WHAT TO WORK ON
Answer each question from the article on The Dwelling Lab:
(a) Which car model were the artists commissioned to turn inside out?
(b) What small element did Urquiola develop for sleeping?
(c) A chance meeting between which two people led to the project?

# start of PAGE EXTRACT

One of the most interesting pieces of work shown at the recent Milan Design Week was 'The Dwelling Lab', collaboration between BMW, Flos Lighting and Kvadrat fabrics. Artists Patricia Urquiola and Guilio Ridolfo were commissioned to effectively turn a BMW 5 Series GT inside out.

The car is 'exploded' - with five giant cone-like structures growing out of the windscreen, door openings etc. The interior of the car itself has been covered using a range of existing Kadvart materials, which the designers adapted through a special padded/layering technique, for the in-car application.

Ridolfo explains: "The inside of the car is normally a restricted space. We wanted to make something more touchy inside, more warm." Of particular note are the additional elements Urquiola has designed for the interior: "We developed a little element (neck rest) for sleeping - I don't know why cars don't automatically have this. We built a system of seat-back multipockets, because I need these in a car - to store all the rubbish I take and create on long journeys!"

The overall effect is to create a soft, calm, monochromatic interior - an inviting place to curl up and spend time. Outside of the 5 Series interior itself, the inner surfaces of the cone structures are adorned with articles that the designers found in their own cars, or typically carry with them on journeys.

The project - which came about after a chance meeting between BMW's Adrian Van Hooydonk and Kvadrat CEO Anders Byriel - is an interesting installation in its own right, creating an object which feels part architecture, part furniture and part sculpture. Viewed from one perspective, it is an interesting commentary on the changing role and importance of the automotive interior.

# end of PAGE EXTRACT
# start of DATASET EXTRACT

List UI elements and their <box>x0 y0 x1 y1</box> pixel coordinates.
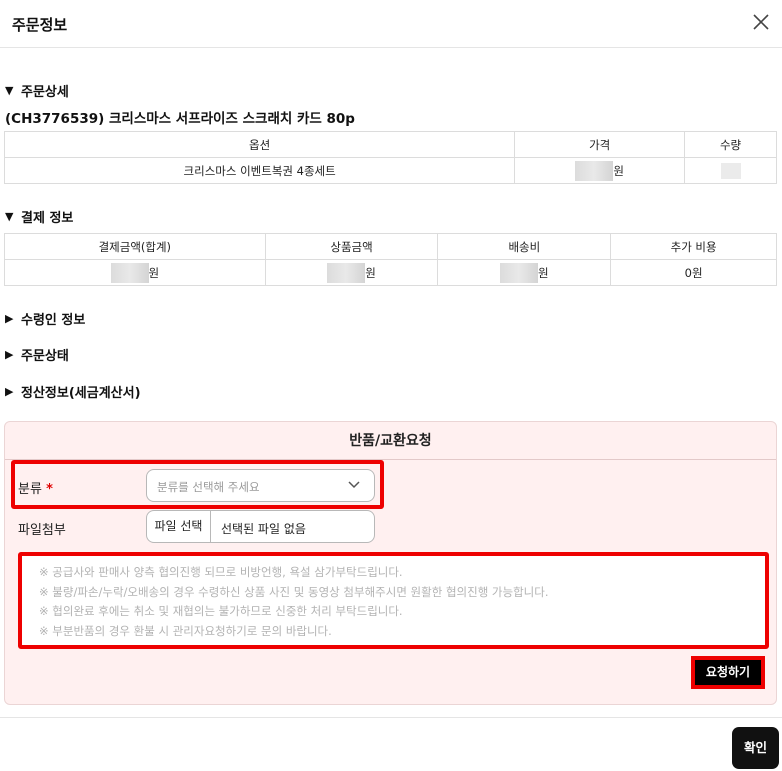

# end of DATASET EXTRACT

RESULT OF THIS TASK
(a) A BMW 5 Series GT.
(b) A neck rest.
(c) BMW's Adrian Van Hooydonk and Kvadrat CEO Anders Byriel.